Source records:
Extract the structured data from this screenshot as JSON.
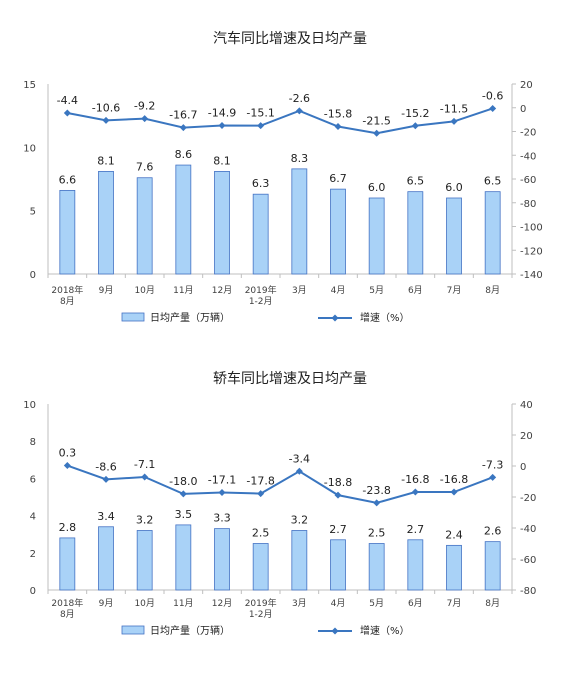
{
  "chart_data": [
    {
      "type": "bar",
      "title": "汽车同比增速及日均产量",
      "categories": [
        [
          "2018年",
          "8月"
        ],
        [
          "9月"
        ],
        [
          "10月"
        ],
        [
          "11月"
        ],
        [
          "12月"
        ],
        [
          "2019年",
          "1-2月"
        ],
        [
          "3月"
        ],
        [
          "4月"
        ],
        [
          "5月"
        ],
        [
          "6月"
        ],
        [
          "7月"
        ],
        [
          "8月"
        ]
      ],
      "series": [
        {
          "name": "日均产量（万辆）",
          "type": "bar",
          "axis": "left",
          "values": [
            6.6,
            8.1,
            7.6,
            8.6,
            8.1,
            6.3,
            8.3,
            6.7,
            6.0,
            6.5,
            6.0,
            6.5
          ],
          "labels": [
            "6.6",
            "8.1",
            "7.6",
            "8.6",
            "8.1",
            "6.3",
            "8.3",
            "6.7",
            "6.0",
            "6.5",
            "6.0",
            "6.5"
          ]
        },
        {
          "name": "增速（%）",
          "type": "line",
          "axis": "right",
          "values": [
            -4.4,
            -10.6,
            -9.2,
            -16.7,
            -14.9,
            -15.1,
            -2.6,
            -15.8,
            -21.5,
            -15.2,
            -11.5,
            -0.6
          ],
          "labels": [
            "-4.4",
            "-10.6",
            "-9.2",
            "-16.7",
            "-14.9",
            "-15.1",
            "-2.6",
            "-15.8",
            "-21.5",
            "-15.2",
            "-11.5",
            "-0.6"
          ]
        }
      ],
      "left_axis": {
        "ylim": [
          0,
          15
        ],
        "ticks": [
          "0",
          "5",
          "10",
          "15"
        ]
      },
      "right_axis": {
        "ylim": [
          -140,
          20
        ],
        "ticks": [
          "20",
          "0",
          "-20",
          "-40",
          "-60",
          "-80",
          "-100",
          "-120",
          "-140"
        ]
      },
      "legend_position": "bottom",
      "grid": false,
      "colors": {
        "bar_fill": "#a9d2f7",
        "bar_stroke": "#4472c4",
        "line": "#3a76c0"
      }
    },
    {
      "type": "bar",
      "title": "轿车同比增速及日均产量",
      "categories": [
        [
          "2018年",
          "8月"
        ],
        [
          "9月"
        ],
        [
          "10月"
        ],
        [
          "11月"
        ],
        [
          "12月"
        ],
        [
          "2019年",
          "1-2月"
        ],
        [
          "3月"
        ],
        [
          "4月"
        ],
        [
          "5月"
        ],
        [
          "6月"
        ],
        [
          "7月"
        ],
        [
          "8月"
        ]
      ],
      "series": [
        {
          "name": "日均产量（万辆）",
          "type": "bar",
          "axis": "left",
          "values": [
            2.8,
            3.4,
            3.2,
            3.5,
            3.3,
            2.5,
            3.2,
            2.7,
            2.5,
            2.7,
            2.4,
            2.6
          ],
          "labels": [
            "2.8",
            "3.4",
            "3.2",
            "3.5",
            "3.3",
            "2.5",
            "3.2",
            "2.7",
            "2.5",
            "2.7",
            "2.4",
            "2.6"
          ]
        },
        {
          "name": "增速（%）",
          "type": "line",
          "axis": "right",
          "values": [
            0.3,
            -8.6,
            -7.1,
            -18.0,
            -17.1,
            -17.8,
            -3.4,
            -18.8,
            -23.8,
            -16.8,
            -16.8,
            -7.3
          ],
          "labels": [
            "0.3",
            "-8.6",
            "-7.1",
            "-18.0",
            "-17.1",
            "-17.8",
            "-3.4",
            "-18.8",
            "-23.8",
            "-16.8",
            "-16.8",
            "-7.3"
          ]
        }
      ],
      "left_axis": {
        "ylim": [
          0,
          10
        ],
        "ticks": [
          "0",
          "2",
          "4",
          "6",
          "8",
          "10"
        ]
      },
      "right_axis": {
        "ylim": [
          -80,
          40
        ],
        "ticks": [
          "40",
          "20",
          "0",
          "-20",
          "-40",
          "-60",
          "-80"
        ]
      },
      "legend_position": "bottom",
      "grid": false,
      "colors": {
        "bar_fill": "#a9d2f7",
        "bar_stroke": "#4472c4",
        "line": "#3a76c0"
      }
    }
  ]
}
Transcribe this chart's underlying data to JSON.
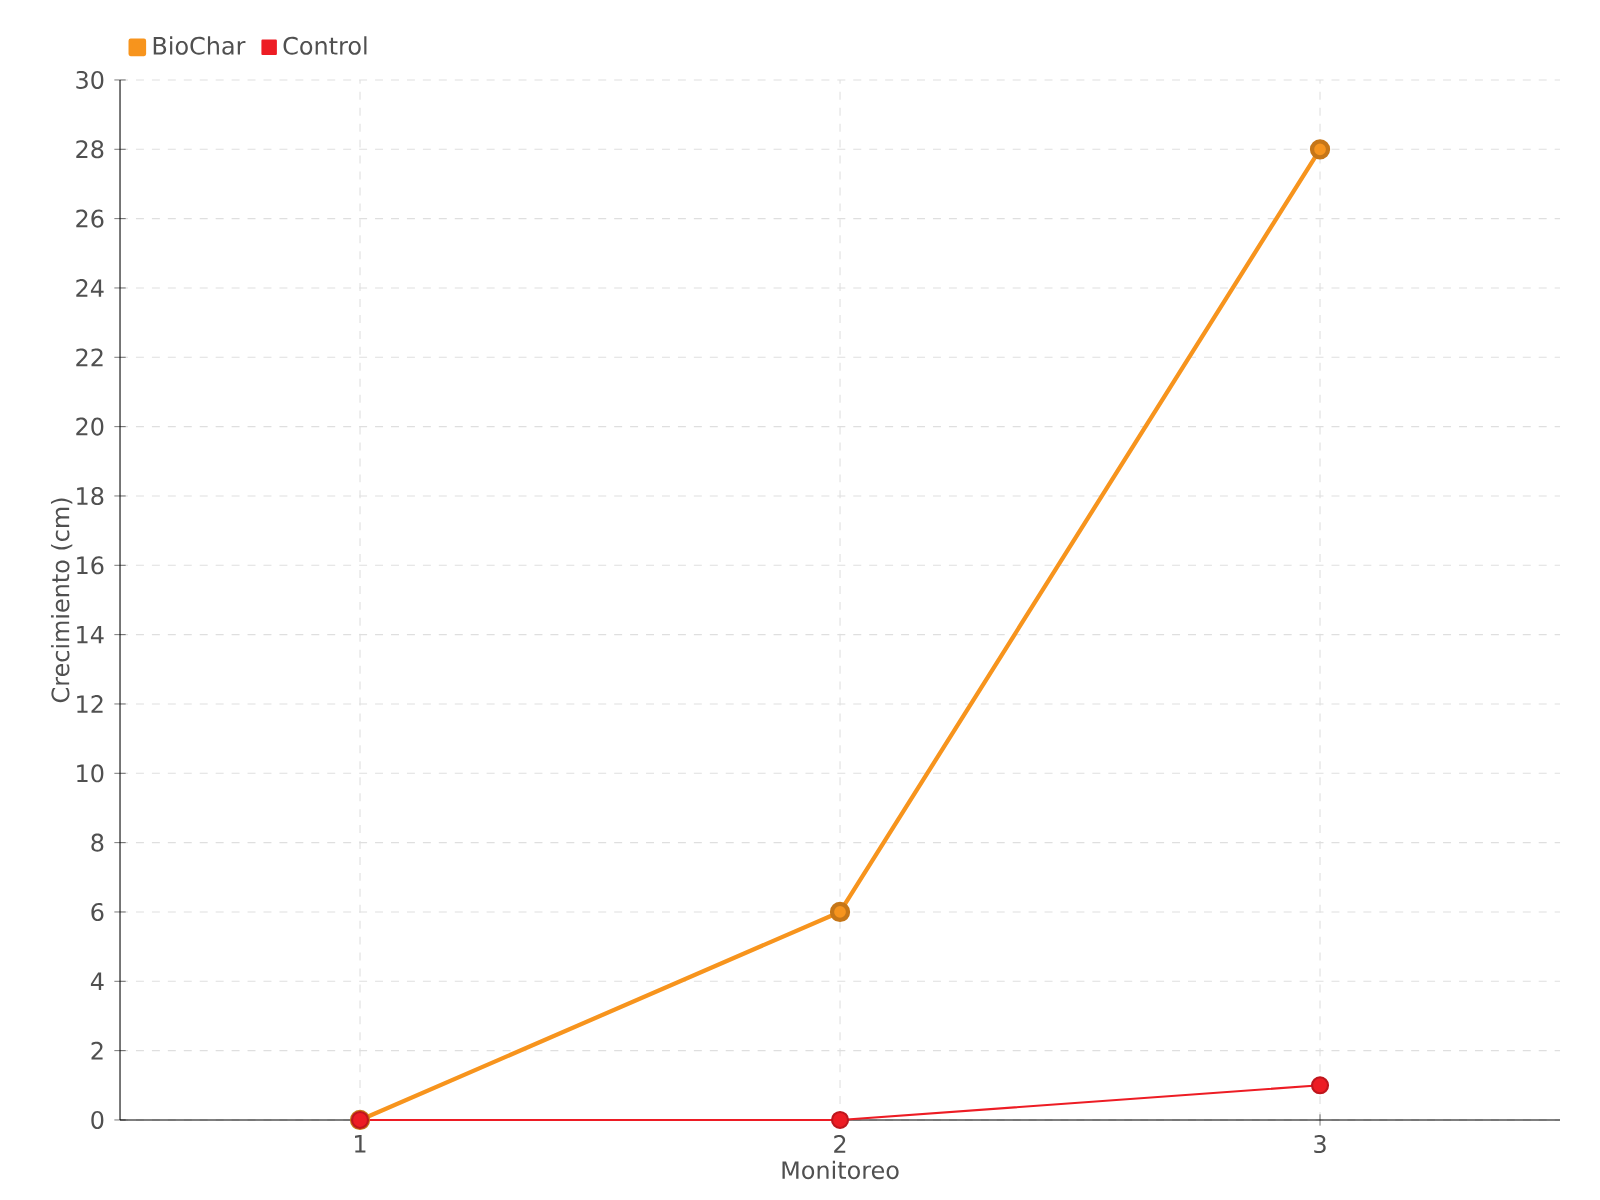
{
  "chart_data": {
    "type": "line",
    "xlabel": "Monitoreo",
    "ylabel": "Crecimiento (cm)",
    "categories": [
      "1",
      "2",
      "3"
    ],
    "series": [
      {
        "name": "BioChar",
        "color": "#f7941d",
        "values": [
          0,
          6,
          28
        ]
      },
      {
        "name": "Control",
        "color": "#ed1c24",
        "values": [
          0,
          0,
          1
        ]
      }
    ],
    "ylim": [
      0,
      30
    ],
    "yticks": [
      0,
      2,
      4,
      6,
      8,
      10,
      12,
      14,
      16,
      18,
      20,
      22,
      24,
      26,
      28,
      30
    ],
    "grid": true,
    "legend": "top left",
    "marker": "circle",
    "line_style": "solid"
  }
}
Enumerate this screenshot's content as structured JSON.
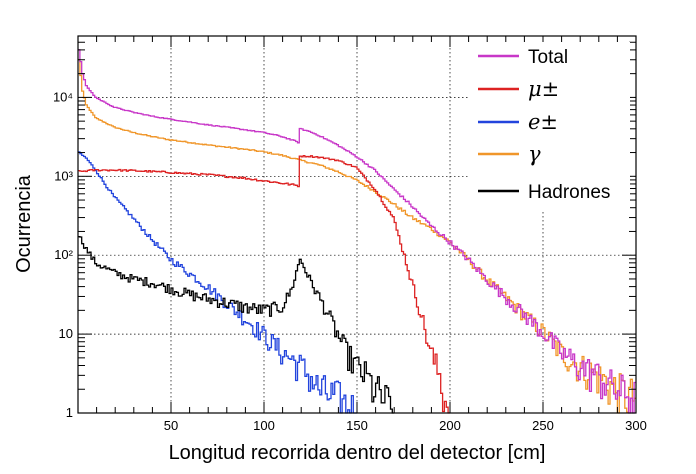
{
  "chart_data": {
    "type": "line",
    "xlabel": "Longitud recorrida dentro del detector [cm]",
    "ylabel": "Ocurrencia",
    "xlim": [
      0,
      300
    ],
    "ylim": [
      1,
      60000
    ],
    "yscale": "log",
    "grid": true,
    "legend_position": "top-right",
    "x_ticks": [
      50,
      100,
      150,
      200,
      250,
      300
    ],
    "y_ticks": [
      {
        "value": 1,
        "label": "1"
      },
      {
        "value": 10,
        "label": "10"
      },
      {
        "value": 100,
        "label": "10²"
      },
      {
        "value": 1000,
        "label": "10³"
      },
      {
        "value": 10000,
        "label": "10⁴"
      }
    ],
    "series": [
      {
        "name": "Total",
        "color": "#c837c8",
        "x": [
          1,
          3,
          5,
          10,
          20,
          30,
          40,
          50,
          60,
          70,
          80,
          90,
          100,
          110,
          119,
          120,
          125,
          130,
          140,
          150,
          160,
          170,
          180,
          190,
          200,
          210,
          220,
          230,
          240,
          250,
          260,
          270,
          280,
          290,
          300
        ],
        "y": [
          40000,
          20000,
          14000,
          10000,
          7500,
          6500,
          5800,
          5300,
          4900,
          4500,
          4200,
          3900,
          3600,
          3200,
          2700,
          4000,
          3700,
          3300,
          2500,
          1800,
          1200,
          700,
          420,
          240,
          150,
          90,
          50,
          30,
          18,
          11,
          6,
          4,
          3,
          2,
          1.6
        ]
      },
      {
        "name": "μ±",
        "color": "#dd2222",
        "x": [
          1,
          10,
          20,
          30,
          40,
          50,
          60,
          70,
          80,
          90,
          100,
          110,
          119,
          120,
          125,
          130,
          140,
          150,
          160,
          170,
          175,
          180,
          185,
          190,
          195,
          200
        ],
        "y": [
          1150,
          1200,
          1200,
          1180,
          1150,
          1120,
          1080,
          1050,
          1000,
          950,
          880,
          820,
          760,
          1800,
          1800,
          1750,
          1600,
          1300,
          700,
          300,
          120,
          45,
          18,
          6,
          3,
          1
        ]
      },
      {
        "name": "e±",
        "color": "#2244dd",
        "x": [
          1,
          5,
          10,
          15,
          20,
          30,
          40,
          50,
          60,
          70,
          80,
          90,
          100,
          110,
          120,
          125,
          130,
          140,
          145,
          150
        ],
        "y": [
          2000,
          1700,
          1200,
          800,
          550,
          300,
          160,
          90,
          60,
          40,
          25,
          16,
          10,
          6,
          4,
          3,
          2,
          1.5,
          1.2,
          1
        ]
      },
      {
        "name": "γ",
        "color": "#f0962a",
        "x": [
          1,
          3,
          5,
          10,
          20,
          30,
          40,
          50,
          60,
          70,
          80,
          90,
          100,
          110,
          120,
          130,
          140,
          150,
          160,
          170,
          180,
          190,
          200,
          210,
          220,
          230,
          240,
          250,
          260,
          270,
          280,
          290,
          300
        ],
        "y": [
          30000,
          12000,
          8000,
          5500,
          4200,
          3600,
          3200,
          2900,
          2700,
          2500,
          2350,
          2200,
          2050,
          1850,
          1600,
          1400,
          1150,
          900,
          650,
          450,
          300,
          220,
          150,
          90,
          50,
          30,
          18,
          11,
          6,
          4,
          3,
          2,
          1.6
        ]
      },
      {
        "name": "Hadrones",
        "color": "#000000",
        "x": [
          1,
          5,
          10,
          20,
          30,
          40,
          50,
          60,
          70,
          80,
          90,
          100,
          110,
          115,
          120,
          125,
          130,
          135,
          140,
          145,
          150,
          155,
          160,
          165,
          170
        ],
        "y": [
          180,
          120,
          80,
          60,
          50,
          45,
          38,
          32,
          28,
          25,
          22,
          20,
          22,
          35,
          90,
          50,
          30,
          18,
          10,
          6,
          4,
          3,
          2,
          1.5,
          1
        ]
      }
    ]
  }
}
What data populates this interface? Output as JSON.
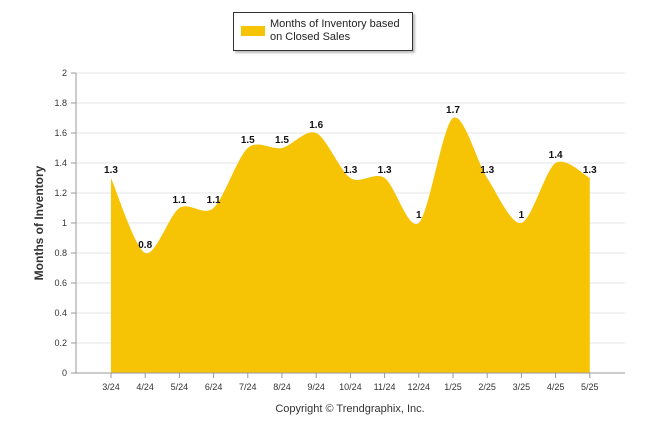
{
  "chart_data": {
    "type": "area",
    "categories": [
      "3/24",
      "4/24",
      "5/24",
      "6/24",
      "7/24",
      "8/24",
      "9/24",
      "10/24",
      "11/24",
      "12/24",
      "1/25",
      "2/25",
      "3/25",
      "4/25",
      "5/25"
    ],
    "series": [
      {
        "name": "Months of Inventory based on Closed Sales",
        "values": [
          1.3,
          0.8,
          1.1,
          1.1,
          1.5,
          1.5,
          1.6,
          1.3,
          1.3,
          1,
          1.7,
          1.3,
          1,
          1.4,
          1.3
        ],
        "color": "#F7C305"
      }
    ],
    "data_labels": [
      "1.3",
      "0.8",
      "1.1",
      "1.1",
      "1.5",
      "1.5",
      "1.6",
      "1.3",
      "1.3",
      "1",
      "1.7",
      "1.3",
      "1",
      "1.4",
      "1.3"
    ],
    "ylabel": "Months of Inventory",
    "xlabel": "",
    "ylim": [
      0,
      2
    ],
    "yticks": [
      "0",
      "0.2",
      "0.4",
      "0.6",
      "0.8",
      "1",
      "1.2",
      "1.4",
      "1.6",
      "1.8",
      "2"
    ],
    "grid": true,
    "legend_position": "top-center",
    "legend_lines": [
      "Months of Inventory based",
      "on Closed Sales"
    ],
    "credit": "Copyright © Trendgraphix, Inc."
  }
}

#### Challenge
Identify and list each line with the word "screenshot".

#### Written response
Extract the structured data from this screenshot as JSON.
Enumerate this screenshot's content as structured JSON.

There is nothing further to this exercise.